**What you have to do**
Locate each row below that contains the string "limit". Copy those rows in full, matching case exactly.

**Stored data**
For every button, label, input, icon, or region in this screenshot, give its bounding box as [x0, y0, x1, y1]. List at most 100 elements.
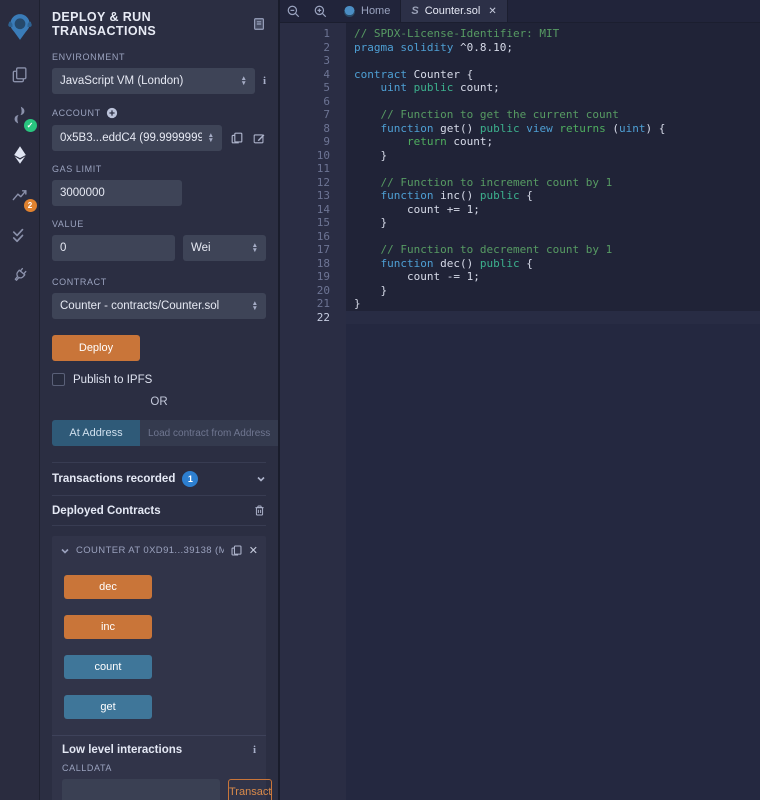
transact-button[interactable]: Transact	[228, 779, 272, 800]
transactions-chevron-down-icon[interactable]	[256, 474, 266, 484]
code-line: // Function to decrement count by 1	[346, 243, 760, 257]
line-number: 7	[280, 108, 330, 122]
low-level-info-icon[interactable]: i	[253, 744, 256, 756]
select-arrows-icon: ▲▼	[241, 76, 247, 86]
plugin-manager-icon[interactable]	[0, 256, 40, 294]
code-line	[346, 162, 760, 176]
deploy-run-icon[interactable]	[0, 136, 40, 174]
copy-account-icon[interactable]	[230, 131, 244, 145]
get-function-button[interactable]: get	[64, 695, 152, 719]
documentation-book-icon[interactable]	[252, 17, 266, 31]
environment-info-icon[interactable]: i	[263, 75, 266, 87]
code-line: // Function to increment count by 1	[346, 176, 760, 190]
line-number: 10	[280, 149, 330, 163]
at-address-input[interactable]	[140, 420, 280, 446]
editor-tabbar: Home S Counter.sol ✕	[280, 0, 760, 23]
deploy-button[interactable]: Deploy	[52, 335, 140, 361]
code-line	[346, 54, 760, 68]
calldata-label: CALLDATA	[62, 763, 256, 773]
publish-ipfs-checkbox[interactable]	[52, 373, 65, 386]
calldata-input[interactable]	[62, 779, 220, 800]
panel-title: DEPLOY & RUN TRANSACTIONS	[52, 10, 252, 38]
dec-function-button[interactable]: dec	[64, 575, 152, 599]
file-explorer-icon[interactable]	[0, 56, 40, 94]
environment-select[interactable]: JavaScript VM (London) ▲▼	[52, 68, 255, 94]
unit-testing-icon[interactable]	[0, 216, 40, 254]
gas-limit-label: GAS LIMIT	[52, 164, 266, 174]
clear-instances-trash-icon[interactable]	[253, 504, 266, 517]
code-line: count += 1;	[346, 203, 760, 217]
line-number: 15	[280, 216, 330, 230]
code-line: }	[346, 297, 760, 311]
code-area[interactable]: 12345678910111213141516171819202122 // S…	[280, 23, 760, 800]
line-number: 22	[280, 311, 330, 325]
value-input[interactable]	[52, 235, 175, 261]
select-arrows-icon: ▲▼	[252, 301, 258, 311]
instance-title: COUNTER AT 0XD91...39138 (MEMORY	[76, 545, 224, 556]
line-number: 12	[280, 176, 330, 190]
tab-label: Home	[361, 5, 390, 17]
line-number: 3	[280, 54, 330, 68]
code-line: return count;	[346, 135, 760, 149]
code-line: }	[346, 149, 760, 163]
analysis-count-badge: 2	[24, 199, 37, 212]
sign-message-edit-icon[interactable]	[252, 131, 266, 145]
line-number: 13	[280, 189, 330, 203]
tab-home[interactable]: Home	[334, 0, 401, 22]
copy-address-icon[interactable]	[230, 544, 243, 557]
code-line: contract Counter {	[346, 68, 760, 82]
line-number: 5	[280, 81, 330, 95]
remix-home-icon	[344, 6, 355, 17]
or-separator: OR	[52, 396, 266, 408]
zoom-in-icon[interactable]	[307, 0, 334, 22]
contract-select[interactable]: Counter - contracts/Counter.sol ▲▼	[52, 293, 266, 319]
zoom-out-icon[interactable]	[280, 0, 307, 22]
tab-counter-sol[interactable]: S Counter.sol ✕	[401, 0, 507, 22]
tab-close-icon[interactable]: ✕	[488, 6, 496, 17]
code-line: // Function to get the current count	[346, 108, 760, 122]
account-label: ACCOUNT	[52, 108, 101, 118]
deploy-run-panel: DEPLOY & RUN TRANSACTIONS ENVIRONMENT Ja…	[40, 0, 280, 800]
line-number: 14	[280, 203, 330, 217]
tab-label: Counter.sol	[425, 5, 481, 17]
line-number: 17	[280, 243, 330, 257]
code-editor: HomeSCounter.sol✕ 1234567891011121314151…	[280, 0, 760, 800]
instance-chevron-down-icon[interactable]	[60, 546, 70, 556]
transactions-recorded-label: Transactions recorded	[52, 473, 175, 485]
account-select[interactable]: 0x5B3...eddC4 (99.9999999 ▲▼	[52, 125, 222, 151]
count-function-button[interactable]: count	[64, 655, 152, 679]
code-line	[346, 95, 760, 109]
select-arrows-icon: ▲▼	[208, 133, 214, 143]
value-unit-select[interactable]: Wei ▲▼	[183, 235, 266, 261]
code-lines: // SPDX-License-Identifier: MITpragma so…	[346, 23, 760, 324]
line-number: 6	[280, 95, 330, 109]
inc-function-button[interactable]: inc	[64, 615, 152, 639]
value-label: VALUE	[52, 219, 266, 229]
solidity-file-icon: S	[411, 5, 418, 17]
at-address-button[interactable]: At Address	[52, 420, 140, 446]
code-line: pragma solidity ^0.8.10;	[346, 41, 760, 55]
select-arrows-icon: ▲▼	[252, 243, 258, 253]
line-number: 1	[280, 27, 330, 41]
create-account-plus-icon[interactable]	[106, 107, 118, 119]
deployed-contracts-label: Deployed Contracts	[52, 505, 161, 517]
deployed-contract-instance: COUNTER AT 0XD91...39138 (MEMORY ✕ dec in…	[52, 536, 266, 800]
line-number: 18	[280, 257, 330, 271]
instance-close-icon[interactable]: ✕	[249, 544, 258, 557]
line-number-gutter: 12345678910111213141516171819202122	[280, 23, 346, 800]
contract-label: CONTRACT	[52, 277, 266, 287]
static-analysis-icon[interactable]: 2	[0, 176, 40, 214]
code-line: function get() public view returns (uint…	[346, 122, 760, 136]
publish-ipfs-label: Publish to IPFS	[73, 374, 152, 386]
compiled-check-badge: ✓	[24, 119, 37, 132]
instance-actions: dec inc count get	[52, 563, 266, 719]
code-line: uint public count;	[346, 81, 760, 95]
solidity-compiler-icon[interactable]: ✓	[0, 96, 40, 134]
code-line	[346, 311, 760, 325]
gas-limit-input[interactable]	[52, 180, 182, 206]
line-number: 20	[280, 284, 330, 298]
transactions-count-badge: 1	[182, 471, 198, 487]
code-line	[346, 230, 760, 244]
line-number: 9	[280, 135, 330, 149]
remix-logo[interactable]	[0, 8, 40, 46]
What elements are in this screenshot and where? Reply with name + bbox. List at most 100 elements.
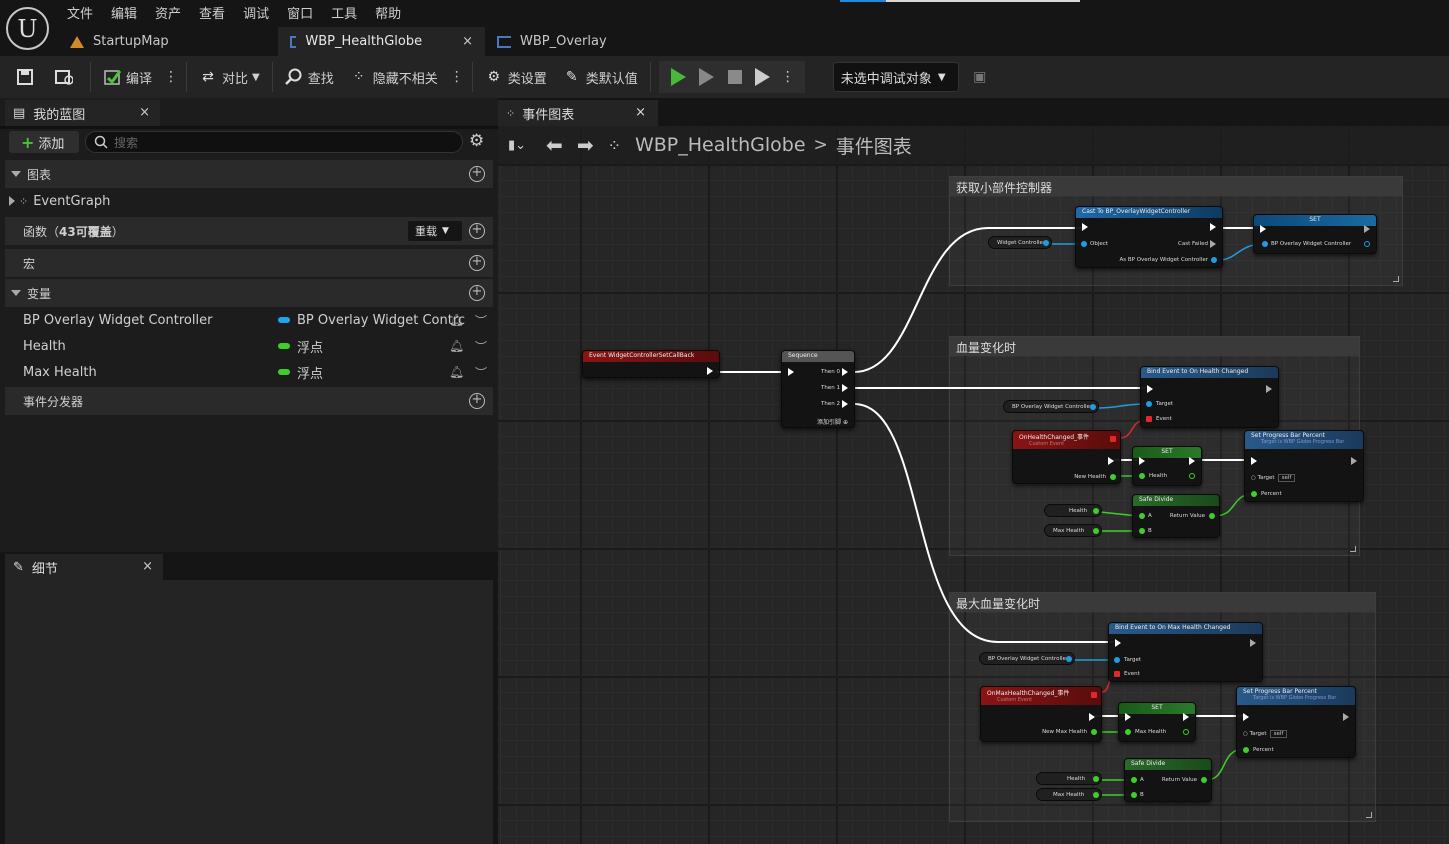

**Right answer**
gas-limit-label: GAS LIMIT	[52, 164, 266, 174]
gas-limit-input[interactable]	[52, 180, 182, 206]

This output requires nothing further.